Read the lines below. Copy out any that hold the string "length".

=-=-=-=-=

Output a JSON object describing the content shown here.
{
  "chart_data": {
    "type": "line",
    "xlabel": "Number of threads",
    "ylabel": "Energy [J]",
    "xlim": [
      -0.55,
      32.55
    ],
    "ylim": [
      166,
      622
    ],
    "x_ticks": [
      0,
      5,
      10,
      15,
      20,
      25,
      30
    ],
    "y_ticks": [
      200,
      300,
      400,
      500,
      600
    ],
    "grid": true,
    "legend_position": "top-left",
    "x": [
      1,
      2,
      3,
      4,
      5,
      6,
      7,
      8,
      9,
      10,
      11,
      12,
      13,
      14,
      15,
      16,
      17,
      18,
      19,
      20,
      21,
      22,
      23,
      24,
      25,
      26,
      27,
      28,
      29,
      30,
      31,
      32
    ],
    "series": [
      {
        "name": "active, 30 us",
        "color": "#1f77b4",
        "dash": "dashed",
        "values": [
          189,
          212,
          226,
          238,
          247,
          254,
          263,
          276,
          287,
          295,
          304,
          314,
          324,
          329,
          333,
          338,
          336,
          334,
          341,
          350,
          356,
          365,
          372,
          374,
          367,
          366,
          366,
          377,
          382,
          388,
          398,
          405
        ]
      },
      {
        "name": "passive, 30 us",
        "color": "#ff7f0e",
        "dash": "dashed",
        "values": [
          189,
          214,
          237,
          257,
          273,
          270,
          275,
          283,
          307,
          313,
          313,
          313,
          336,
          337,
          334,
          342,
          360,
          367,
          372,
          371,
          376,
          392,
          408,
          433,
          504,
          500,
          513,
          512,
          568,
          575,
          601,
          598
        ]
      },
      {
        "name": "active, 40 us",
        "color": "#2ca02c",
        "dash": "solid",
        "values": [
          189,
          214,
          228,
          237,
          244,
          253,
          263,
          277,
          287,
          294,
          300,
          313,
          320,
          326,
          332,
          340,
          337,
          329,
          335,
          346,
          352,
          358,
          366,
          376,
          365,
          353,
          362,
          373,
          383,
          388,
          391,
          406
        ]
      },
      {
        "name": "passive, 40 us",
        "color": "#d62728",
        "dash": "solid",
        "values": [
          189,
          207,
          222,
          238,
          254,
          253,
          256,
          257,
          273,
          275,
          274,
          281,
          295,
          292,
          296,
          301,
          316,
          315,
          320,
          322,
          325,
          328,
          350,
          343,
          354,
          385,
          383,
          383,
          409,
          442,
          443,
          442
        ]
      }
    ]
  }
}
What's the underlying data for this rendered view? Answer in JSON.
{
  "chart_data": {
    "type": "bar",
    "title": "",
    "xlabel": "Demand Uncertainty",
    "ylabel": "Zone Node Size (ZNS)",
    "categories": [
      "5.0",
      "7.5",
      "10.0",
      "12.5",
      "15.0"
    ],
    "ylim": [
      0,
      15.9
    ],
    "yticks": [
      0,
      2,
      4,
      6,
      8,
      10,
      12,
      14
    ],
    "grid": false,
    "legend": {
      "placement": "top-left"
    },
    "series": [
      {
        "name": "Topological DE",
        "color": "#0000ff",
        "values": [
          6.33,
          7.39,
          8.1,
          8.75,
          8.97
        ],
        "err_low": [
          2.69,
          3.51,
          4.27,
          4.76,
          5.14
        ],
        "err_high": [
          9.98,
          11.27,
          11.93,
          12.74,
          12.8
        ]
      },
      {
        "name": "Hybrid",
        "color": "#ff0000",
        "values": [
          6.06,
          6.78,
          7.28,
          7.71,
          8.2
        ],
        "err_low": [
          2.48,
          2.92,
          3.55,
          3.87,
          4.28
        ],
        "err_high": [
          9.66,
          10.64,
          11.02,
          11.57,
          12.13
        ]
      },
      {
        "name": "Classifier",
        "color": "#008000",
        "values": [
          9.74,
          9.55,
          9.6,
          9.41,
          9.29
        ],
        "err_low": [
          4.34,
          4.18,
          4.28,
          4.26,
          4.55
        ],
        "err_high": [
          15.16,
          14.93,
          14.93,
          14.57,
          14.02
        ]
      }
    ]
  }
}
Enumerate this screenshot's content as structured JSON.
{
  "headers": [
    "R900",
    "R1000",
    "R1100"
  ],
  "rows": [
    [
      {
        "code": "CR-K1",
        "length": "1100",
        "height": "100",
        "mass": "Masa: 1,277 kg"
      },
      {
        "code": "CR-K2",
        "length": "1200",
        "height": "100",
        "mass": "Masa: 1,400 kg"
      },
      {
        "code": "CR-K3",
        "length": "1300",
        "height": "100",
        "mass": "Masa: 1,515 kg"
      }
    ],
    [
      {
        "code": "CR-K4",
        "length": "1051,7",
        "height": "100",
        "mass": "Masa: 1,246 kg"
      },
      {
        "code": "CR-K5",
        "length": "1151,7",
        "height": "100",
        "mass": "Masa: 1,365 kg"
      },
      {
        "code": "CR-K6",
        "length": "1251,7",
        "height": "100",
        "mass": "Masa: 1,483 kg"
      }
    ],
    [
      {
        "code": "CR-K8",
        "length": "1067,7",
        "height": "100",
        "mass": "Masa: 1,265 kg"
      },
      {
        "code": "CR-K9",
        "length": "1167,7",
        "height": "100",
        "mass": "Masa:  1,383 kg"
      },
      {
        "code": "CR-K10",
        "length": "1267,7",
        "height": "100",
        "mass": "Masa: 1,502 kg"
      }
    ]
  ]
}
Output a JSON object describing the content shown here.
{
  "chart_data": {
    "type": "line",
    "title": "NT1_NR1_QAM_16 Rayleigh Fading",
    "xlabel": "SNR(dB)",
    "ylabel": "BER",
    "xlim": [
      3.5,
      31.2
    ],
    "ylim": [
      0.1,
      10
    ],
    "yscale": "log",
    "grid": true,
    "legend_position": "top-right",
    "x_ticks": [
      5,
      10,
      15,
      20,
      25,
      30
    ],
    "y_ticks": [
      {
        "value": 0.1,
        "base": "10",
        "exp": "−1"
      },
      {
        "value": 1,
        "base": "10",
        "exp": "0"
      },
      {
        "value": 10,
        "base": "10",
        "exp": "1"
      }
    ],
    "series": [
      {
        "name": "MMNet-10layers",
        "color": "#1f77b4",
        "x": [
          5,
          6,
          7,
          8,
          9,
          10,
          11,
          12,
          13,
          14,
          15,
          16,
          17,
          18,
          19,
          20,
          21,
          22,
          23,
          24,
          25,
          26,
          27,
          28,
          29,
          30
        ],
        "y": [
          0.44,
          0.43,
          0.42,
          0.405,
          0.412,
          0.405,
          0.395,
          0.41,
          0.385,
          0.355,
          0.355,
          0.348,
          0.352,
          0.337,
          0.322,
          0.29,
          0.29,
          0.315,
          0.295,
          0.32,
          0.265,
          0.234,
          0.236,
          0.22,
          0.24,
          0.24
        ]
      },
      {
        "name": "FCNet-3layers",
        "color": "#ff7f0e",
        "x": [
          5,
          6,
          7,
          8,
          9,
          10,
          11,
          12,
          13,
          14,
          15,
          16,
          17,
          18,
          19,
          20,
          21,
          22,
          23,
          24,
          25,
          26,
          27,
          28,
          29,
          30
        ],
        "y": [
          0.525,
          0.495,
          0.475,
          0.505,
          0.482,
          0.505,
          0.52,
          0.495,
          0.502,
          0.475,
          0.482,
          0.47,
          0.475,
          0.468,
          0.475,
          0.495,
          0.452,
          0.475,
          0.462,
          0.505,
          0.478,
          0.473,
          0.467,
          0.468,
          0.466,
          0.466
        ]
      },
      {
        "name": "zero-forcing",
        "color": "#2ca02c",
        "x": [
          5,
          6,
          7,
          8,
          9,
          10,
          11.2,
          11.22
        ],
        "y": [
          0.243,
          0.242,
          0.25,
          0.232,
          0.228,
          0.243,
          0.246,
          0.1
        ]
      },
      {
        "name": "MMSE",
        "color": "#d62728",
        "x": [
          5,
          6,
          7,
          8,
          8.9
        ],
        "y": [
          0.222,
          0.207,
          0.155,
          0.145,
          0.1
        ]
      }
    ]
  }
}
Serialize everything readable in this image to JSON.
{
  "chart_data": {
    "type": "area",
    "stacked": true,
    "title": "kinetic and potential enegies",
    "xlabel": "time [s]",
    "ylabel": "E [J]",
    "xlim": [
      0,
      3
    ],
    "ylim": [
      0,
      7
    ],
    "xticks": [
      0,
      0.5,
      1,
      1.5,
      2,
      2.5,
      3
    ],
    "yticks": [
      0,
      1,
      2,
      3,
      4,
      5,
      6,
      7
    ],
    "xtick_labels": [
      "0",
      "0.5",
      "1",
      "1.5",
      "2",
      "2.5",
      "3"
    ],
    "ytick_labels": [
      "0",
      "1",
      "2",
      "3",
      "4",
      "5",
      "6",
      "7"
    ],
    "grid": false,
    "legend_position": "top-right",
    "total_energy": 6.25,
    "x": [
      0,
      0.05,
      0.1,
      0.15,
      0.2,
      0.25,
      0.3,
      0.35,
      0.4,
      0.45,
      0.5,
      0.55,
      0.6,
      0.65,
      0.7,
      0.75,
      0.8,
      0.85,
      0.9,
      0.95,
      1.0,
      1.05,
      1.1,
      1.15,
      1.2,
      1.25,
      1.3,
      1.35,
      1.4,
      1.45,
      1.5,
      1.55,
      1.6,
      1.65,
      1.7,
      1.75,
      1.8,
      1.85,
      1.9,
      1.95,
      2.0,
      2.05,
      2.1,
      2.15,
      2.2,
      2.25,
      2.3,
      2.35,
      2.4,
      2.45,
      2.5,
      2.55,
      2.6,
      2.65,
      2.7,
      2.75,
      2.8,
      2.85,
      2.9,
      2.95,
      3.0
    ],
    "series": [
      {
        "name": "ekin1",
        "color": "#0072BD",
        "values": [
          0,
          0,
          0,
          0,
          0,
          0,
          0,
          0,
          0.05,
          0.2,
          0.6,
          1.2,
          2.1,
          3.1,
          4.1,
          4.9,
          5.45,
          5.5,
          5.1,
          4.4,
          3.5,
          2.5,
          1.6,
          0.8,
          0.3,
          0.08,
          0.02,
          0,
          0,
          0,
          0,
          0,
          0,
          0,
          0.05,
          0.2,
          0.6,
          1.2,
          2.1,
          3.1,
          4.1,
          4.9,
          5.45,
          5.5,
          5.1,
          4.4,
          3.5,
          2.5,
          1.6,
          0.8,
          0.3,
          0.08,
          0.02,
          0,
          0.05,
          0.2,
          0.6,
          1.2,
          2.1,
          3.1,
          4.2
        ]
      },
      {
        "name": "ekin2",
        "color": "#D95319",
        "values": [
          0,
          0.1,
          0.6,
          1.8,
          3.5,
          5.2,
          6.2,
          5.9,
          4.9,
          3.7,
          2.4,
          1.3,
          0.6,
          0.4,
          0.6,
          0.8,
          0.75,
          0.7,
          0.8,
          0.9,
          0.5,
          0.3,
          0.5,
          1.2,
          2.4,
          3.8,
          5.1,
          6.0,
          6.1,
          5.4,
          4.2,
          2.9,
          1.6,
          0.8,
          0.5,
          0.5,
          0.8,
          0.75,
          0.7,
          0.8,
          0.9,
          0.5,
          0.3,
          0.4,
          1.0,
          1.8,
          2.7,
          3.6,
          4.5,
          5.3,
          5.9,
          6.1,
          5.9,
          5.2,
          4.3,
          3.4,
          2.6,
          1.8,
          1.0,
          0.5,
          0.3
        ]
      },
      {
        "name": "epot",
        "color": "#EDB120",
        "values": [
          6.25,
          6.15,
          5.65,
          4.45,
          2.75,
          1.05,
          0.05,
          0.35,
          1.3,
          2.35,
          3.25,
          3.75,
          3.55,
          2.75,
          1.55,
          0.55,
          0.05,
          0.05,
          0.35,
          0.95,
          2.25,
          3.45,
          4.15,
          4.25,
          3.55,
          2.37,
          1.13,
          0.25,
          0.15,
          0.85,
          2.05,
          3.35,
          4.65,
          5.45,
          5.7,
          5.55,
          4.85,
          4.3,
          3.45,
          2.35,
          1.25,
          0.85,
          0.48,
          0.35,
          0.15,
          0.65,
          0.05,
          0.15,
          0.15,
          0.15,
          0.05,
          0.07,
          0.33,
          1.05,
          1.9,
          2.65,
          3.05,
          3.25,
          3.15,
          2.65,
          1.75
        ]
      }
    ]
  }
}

=-=-=-=-=

TASK ANSWER:
        "length": "1100",
        "length": "1200",
        "length": "1300",
        "length": "1051,7",
        "length": "1151,7",
        "length": "1251,7",
        "length": "1067,7",
        "length": "1167,7",
        "length": "1267,7",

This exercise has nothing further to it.